::: PROVIDED TEXT

LGBT themes in speculative fiction include lesbian, gay, bisexual, or transgender (LGBT) themes in science fiction, fantasy, horror fiction and related genres. Such elements may include an LGBT character as the protagonist or a major character, or explorations of sexuality or gender that deviate from the heteronormative.

Science fiction and fantasy have traditionally been puritanical genres aimed at a male readership, and can be more restricted than non-genre literature by their conventions of characterisation and the effect that these conventions have on depictions of sexuality and gender. However, speculative fiction also gives authors and readers the freedom to imagine societies that are different from real-life cultures. This freedom makes speculative fiction a useful means of examining sexual bias, by forcing the reader to reconsider their heteronormative cultural assumptions. It has also been claimed by critics such as Nicola Griffith that LGBT readers identify strongly with the mutants, aliens, and other outsider characters found in speculative fiction.

History
Before the 1960s, explicit sexuality of any kind was rare in speculative fiction, as the editors who controlled what was published attempted to protect their perceived key market of adolescent male readers. As the readership broadened, it became possible to include characters who were undisguised homosexuals, though these tended to be villains, and lesbians remained almost entirely unrepresented. In the 1960s, science fiction and fantasy began to reflect the changes prompted by the civil rights movement and the emergence of a counterculture. New wave and feminist science fiction authors realised cultures in which homosexuality, bisexuality and a variety of gender models were the norm, and in which sympathetic depictions of alternative sexuality were commonplace.

::::::
::: SUPPLIED INFORMATION

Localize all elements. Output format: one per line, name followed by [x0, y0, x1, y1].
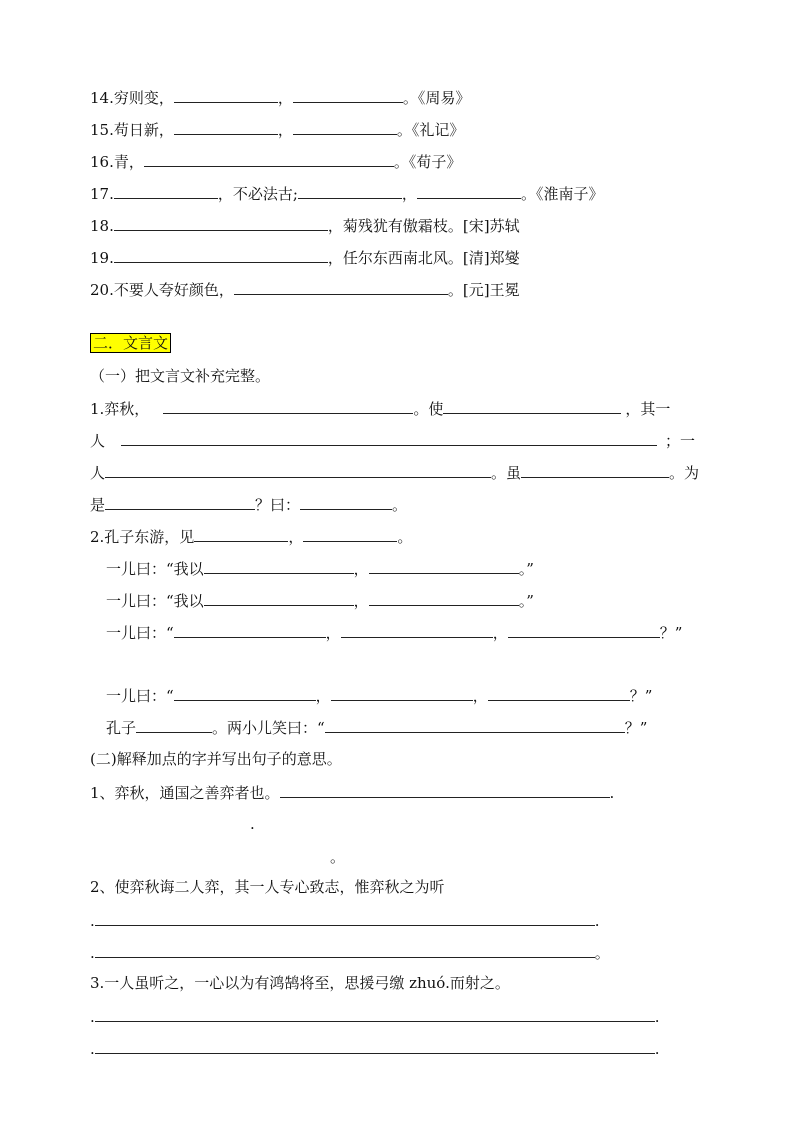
blank-dot: 。	[330, 848, 346, 866]
passage-text: 一儿曰：“我以	[106, 592, 204, 610]
question-text: .	[90, 1008, 95, 1026]
item-17	[90, 182, 603, 206]
item-19	[90, 246, 520, 270]
item-text: 苟日新，	[113, 121, 174, 139]
passage-text: 。为	[669, 464, 700, 482]
item-text: ，	[401, 185, 417, 203]
passage-text: ？曰：	[255, 496, 301, 514]
passage-1-line-3	[90, 461, 699, 485]
answer-blank[interactable]	[417, 182, 521, 199]
answer-blank[interactable]	[488, 684, 630, 701]
item-text: ，不必法古;	[217, 185, 298, 203]
answer-blank[interactable]	[298, 182, 402, 199]
passage-text: 孔子	[106, 719, 137, 737]
answer-blank[interactable]	[105, 493, 255, 510]
question-1	[90, 781, 614, 805]
passage-text: ，	[288, 528, 304, 546]
item-text: 穷则变，	[113, 89, 174, 107]
answer-blank[interactable]	[174, 621, 326, 638]
instruction-1: （一）把文言文补充完整。	[90, 367, 271, 385]
answer-blank[interactable]	[174, 684, 316, 701]
passage-text: ，其一	[625, 400, 671, 418]
question-2-answer-1	[90, 909, 600, 933]
item-number: 15.	[90, 121, 114, 139]
answer-blank[interactable]	[521, 461, 669, 478]
passage-text: 一儿曰：“	[106, 624, 174, 642]
passage-text: 。两小儿笑曰：“	[212, 719, 325, 737]
question-text: 1、弈秋，通国之善弈者也。	[90, 784, 280, 802]
passage-text: 。虽	[491, 464, 522, 482]
answer-blank[interactable]	[369, 589, 519, 606]
passage-text: ，	[315, 687, 331, 705]
answer-blank[interactable]	[95, 1005, 655, 1022]
answer-blank[interactable]	[136, 716, 212, 733]
passage-text: ？”	[659, 624, 683, 642]
passage-text: 人	[90, 432, 106, 450]
question-text: .	[594, 912, 600, 930]
item-text: ，	[277, 121, 293, 139]
item-source: 。《周易》	[402, 89, 471, 107]
passage-text: ，	[353, 592, 369, 610]
passage-text: 。使	[413, 400, 444, 418]
item-number: 14.	[90, 89, 114, 107]
answer-blank[interactable]	[280, 781, 610, 798]
answer-blank[interactable]	[443, 397, 621, 414]
passage-text: ，	[472, 687, 488, 705]
passage-text: ；一	[665, 432, 696, 450]
dialogue-2	[106, 589, 534, 613]
answer-blank[interactable]	[121, 429, 657, 446]
question-3: 3.一人虽听之，一心以为有鸿鹄将至，思援弓缴 zhuó.而射之。	[90, 974, 510, 992]
answer-blank[interactable]	[95, 1037, 655, 1054]
answer-blank[interactable]	[114, 246, 328, 263]
passage-text: ，	[492, 624, 508, 642]
answer-blank[interactable]	[369, 557, 519, 574]
answer-blank[interactable]	[174, 118, 278, 135]
item-source: 。《淮南子》	[520, 185, 604, 203]
passage-2-line-1	[90, 525, 412, 549]
passage-1-line-2	[90, 429, 695, 453]
dialogue-5	[106, 716, 647, 740]
question-text: .	[90, 1040, 95, 1058]
passage-text: ？”	[629, 687, 653, 705]
item-16	[90, 150, 461, 174]
passage-1-line-1	[90, 397, 670, 421]
answer-blank[interactable]	[508, 621, 660, 638]
item-18	[90, 214, 520, 238]
passage-text: ，	[325, 624, 341, 642]
instruction-2: (二)解释加点的字并写出句子的意思。	[90, 750, 342, 768]
question-text: .	[654, 1040, 660, 1058]
answer-blank[interactable]	[144, 150, 394, 167]
answer-blank[interactable]	[303, 525, 397, 542]
answer-blank[interactable]	[325, 716, 625, 733]
section-heading-text: 二．文言文	[90, 333, 171, 353]
question-text: .	[654, 1008, 660, 1026]
answer-blank[interactable]	[331, 684, 473, 701]
dialogue-3	[106, 621, 682, 645]
dialogue-1	[106, 557, 534, 581]
item-text: ，菊残犹有傲霜枝。[宋]苏轼	[327, 217, 520, 235]
passage-text: 。”	[518, 560, 534, 578]
answer-blank[interactable]	[204, 557, 354, 574]
question-text: .	[90, 944, 95, 962]
answer-blank[interactable]	[95, 941, 595, 958]
item-20	[90, 278, 520, 302]
answer-blank[interactable]	[341, 621, 493, 638]
question-text: .	[609, 784, 615, 802]
item-text: ，	[277, 89, 293, 107]
question-3-answer-2	[90, 1037, 660, 1061]
item-number: 18.	[90, 217, 114, 235]
answer-blank[interactable]	[300, 493, 392, 510]
item-14	[90, 86, 470, 110]
item-source: 。《礼记》	[396, 121, 465, 139]
passage-text: ，	[353, 560, 369, 578]
passage-text: 。	[397, 528, 413, 546]
question-text: .	[90, 912, 95, 930]
passage-text: 1.弈秋，	[90, 400, 150, 418]
question-2-answer-2	[90, 941, 610, 965]
passage-text: ？”	[624, 719, 648, 737]
answer-blank[interactable]	[234, 278, 448, 295]
item-text: ，任尔东西南北风。[清]郑燮	[327, 249, 520, 267]
passage-text: 一儿曰：“我以	[106, 560, 204, 578]
answer-blank[interactable]	[163, 397, 413, 414]
answer-blank[interactable]	[114, 214, 328, 231]
question-text: 。	[594, 944, 610, 962]
item-source: 。[元]王冕	[447, 281, 520, 299]
item-text: 青，	[113, 153, 144, 171]
answer-blank[interactable]	[105, 461, 491, 478]
answer-blank[interactable]	[194, 525, 288, 542]
section-heading	[90, 332, 171, 356]
item-15	[90, 118, 464, 142]
answer-blank[interactable]	[114, 182, 218, 199]
answer-blank[interactable]	[204, 589, 354, 606]
item-number: 19.	[90, 249, 114, 267]
dialogue-4	[106, 684, 652, 708]
answer-blank[interactable]	[293, 118, 397, 135]
item-text: 不要人夸好颜色，	[113, 281, 234, 299]
item-number: 20.	[90, 281, 114, 299]
passage-1-line-4	[90, 493, 407, 517]
item-source: 。《荀子》	[393, 153, 462, 171]
passage-text: 2.孔子东游，见	[90, 528, 195, 546]
answer-blank[interactable]	[293, 86, 403, 103]
passage-text: 一儿曰：“	[106, 687, 174, 705]
item-number: 16.	[90, 153, 114, 171]
blank-dot: .	[250, 815, 255, 833]
passage-text: 人	[90, 464, 106, 482]
passage-text: 。”	[518, 592, 534, 610]
question-3-answer-1	[90, 1005, 660, 1029]
item-number: 17.	[90, 185, 114, 203]
question-2: 2、使弈秋诲二人弈，其一人专心致志，惟弈秋之为听	[90, 878, 445, 896]
passage-text: 是	[90, 496, 106, 514]
answer-blank[interactable]	[174, 86, 278, 103]
answer-blank[interactable]	[95, 909, 595, 926]
passage-text: 。	[392, 496, 408, 514]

::::::

*WHAT YOU WILL DO*. Can you continue the passage on LGBT themes in speculative fiction, starting right after its last sentence?

*RESPONSE FOR THIS EXERCISE*.
From the 1980s onwards, homosexuality gained much wider mainstream acceptance and was often incorporated into otherwise conventional speculative fiction stories. Works emerged that went beyond simple representation of homosexuality to explorations of specific issues relevant to the LGBT community. This development was helped by the growing number of openly gay or lesbian authors and their early acceptance by speculative fiction fandom. Specialist gay publishing presses and a number of awards recognising LGBT achievements in the genre emerged, and by the twenty-first century, blatant homophobia was no longer considered acceptable by most readers of speculative fiction.

There was a concurrent increase in representation of homosexuality within non-literary forms of speculative fiction. The inclusion of LGBT themes in comic books, television and film continues to attract media attention and controversy, while the perceived lack of sufficient representation, along with unrealistic depictions, provokes criticism from LGBT sources.

Critical analysis

As genres of popular literature, science fiction (SF) and fantasy often seem more constrained than non-genre literature by their conventions of characterisation and the effects that these conventions have on depictions of sexuality and gender. Science fiction in particular has traditionally been a puritanical genre oriented toward a male readership. Sex is often linked to disgust in SF and horror, and plots based on sexual relationships have mainly been avoided in genre fantasy narratives. On the other hand, science fiction and fantasy can also provide more freedom than realistic literature to imagine alternatives to the default assumptions of heterosexuality and masculinity that permeate many cultures. Homosexuality is now an accepted and common feature of science fiction and fantasy literature, its prevalence due to the influence of lesbian-feminist and gay liberation movements.

In speculative fiction, extrapolation allows writers to focus not on the way things are (or were), as non-genre literature does, but on the way things could be different. It provides science fiction with a quality that science fiction critic Darko Suvin has called "cognitive estrangement": the recognition that what we are reading is not the world as we know it, but a world whose differences force us to reconsider our own with an outsider's perspective. When the extrapolation involves sexuality or gender, it can force the reader to reconsider their heteronormative cultural assumptions; the freedom to imagine societies different from real-life cultures makes SF an effective tool for examining sexual bias. In science fiction, such estranging features include technologies that significantly alter sex or reproduction. In fantasy, such features include figures such as mythological deities and heroic archetypes, who are not limited by preconceptions of human sexuality and gender, allowing them to be reinterpreted. SF has also depicted a plethora of alien methods of reproduction and sex, some of which can be viewed as homo- or bisexual through a human binary-gender lens.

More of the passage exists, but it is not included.